(Collected data entries)

>> Start

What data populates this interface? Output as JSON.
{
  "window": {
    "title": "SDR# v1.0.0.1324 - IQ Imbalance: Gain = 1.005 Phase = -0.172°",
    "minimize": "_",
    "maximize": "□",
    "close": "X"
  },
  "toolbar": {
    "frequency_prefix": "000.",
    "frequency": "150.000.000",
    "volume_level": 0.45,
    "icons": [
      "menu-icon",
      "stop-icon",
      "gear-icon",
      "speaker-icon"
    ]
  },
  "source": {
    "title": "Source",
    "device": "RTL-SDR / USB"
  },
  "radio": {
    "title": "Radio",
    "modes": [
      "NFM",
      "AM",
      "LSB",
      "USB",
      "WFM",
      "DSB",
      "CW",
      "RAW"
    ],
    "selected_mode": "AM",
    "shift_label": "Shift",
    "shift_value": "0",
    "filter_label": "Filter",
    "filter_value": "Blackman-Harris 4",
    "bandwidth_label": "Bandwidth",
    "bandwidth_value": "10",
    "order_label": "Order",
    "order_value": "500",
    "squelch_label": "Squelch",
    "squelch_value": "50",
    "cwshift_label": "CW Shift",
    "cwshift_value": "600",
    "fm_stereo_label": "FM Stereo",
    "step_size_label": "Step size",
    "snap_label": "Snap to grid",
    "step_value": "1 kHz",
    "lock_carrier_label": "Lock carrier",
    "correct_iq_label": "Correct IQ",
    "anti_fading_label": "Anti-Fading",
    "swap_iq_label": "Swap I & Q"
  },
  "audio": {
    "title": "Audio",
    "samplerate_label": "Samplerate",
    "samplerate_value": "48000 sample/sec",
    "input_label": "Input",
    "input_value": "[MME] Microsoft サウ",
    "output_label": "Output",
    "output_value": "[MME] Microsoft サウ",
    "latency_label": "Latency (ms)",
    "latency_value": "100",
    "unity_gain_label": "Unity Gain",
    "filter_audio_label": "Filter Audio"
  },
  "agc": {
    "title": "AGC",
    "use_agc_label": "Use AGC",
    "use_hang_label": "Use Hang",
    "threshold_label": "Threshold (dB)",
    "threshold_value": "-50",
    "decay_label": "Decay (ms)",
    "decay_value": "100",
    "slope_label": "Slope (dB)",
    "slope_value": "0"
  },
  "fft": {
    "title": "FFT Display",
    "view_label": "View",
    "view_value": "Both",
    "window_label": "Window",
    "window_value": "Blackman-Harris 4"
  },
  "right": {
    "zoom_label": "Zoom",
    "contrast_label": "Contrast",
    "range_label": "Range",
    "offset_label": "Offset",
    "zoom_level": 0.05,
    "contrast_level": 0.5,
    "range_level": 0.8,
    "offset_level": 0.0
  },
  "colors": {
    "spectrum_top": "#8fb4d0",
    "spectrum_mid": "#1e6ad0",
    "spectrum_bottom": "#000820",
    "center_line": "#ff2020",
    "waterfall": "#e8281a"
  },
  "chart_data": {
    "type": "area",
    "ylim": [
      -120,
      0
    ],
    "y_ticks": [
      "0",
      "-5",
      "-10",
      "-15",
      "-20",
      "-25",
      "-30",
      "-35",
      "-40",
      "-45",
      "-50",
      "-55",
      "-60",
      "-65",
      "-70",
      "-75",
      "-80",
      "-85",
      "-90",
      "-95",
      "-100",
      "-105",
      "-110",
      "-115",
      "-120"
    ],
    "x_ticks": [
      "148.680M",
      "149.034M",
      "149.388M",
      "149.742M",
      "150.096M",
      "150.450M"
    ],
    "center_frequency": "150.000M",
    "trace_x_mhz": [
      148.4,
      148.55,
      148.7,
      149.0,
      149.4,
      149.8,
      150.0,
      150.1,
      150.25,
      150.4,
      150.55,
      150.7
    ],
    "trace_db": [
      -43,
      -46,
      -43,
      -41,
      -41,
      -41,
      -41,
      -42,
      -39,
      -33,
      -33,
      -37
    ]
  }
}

>> End
>> Start

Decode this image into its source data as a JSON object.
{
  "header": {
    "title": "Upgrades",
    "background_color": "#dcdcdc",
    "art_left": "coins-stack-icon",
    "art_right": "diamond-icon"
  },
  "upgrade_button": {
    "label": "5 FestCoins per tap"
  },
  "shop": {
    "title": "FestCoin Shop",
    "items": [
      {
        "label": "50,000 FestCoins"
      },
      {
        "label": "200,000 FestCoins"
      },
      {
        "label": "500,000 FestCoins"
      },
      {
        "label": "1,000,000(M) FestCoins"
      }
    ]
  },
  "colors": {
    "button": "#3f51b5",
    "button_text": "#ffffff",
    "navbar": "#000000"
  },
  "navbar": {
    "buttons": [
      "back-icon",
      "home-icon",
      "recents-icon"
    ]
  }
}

>> End

_Problem details:_ Extract every line containing the string "title" from the material.

_Exercise response:_
    "title": "SDR# v1.0.0.1324 - IQ Imbalance: Gain = 1.005 Phase = -0.172°",
    "title": "Source",
    "title": "Radio",
    "title": "Audio",
    "title": "AGC",
    "title": "FFT Display",
    "title": "Upgrades",
    "title": "FestCoin Shop",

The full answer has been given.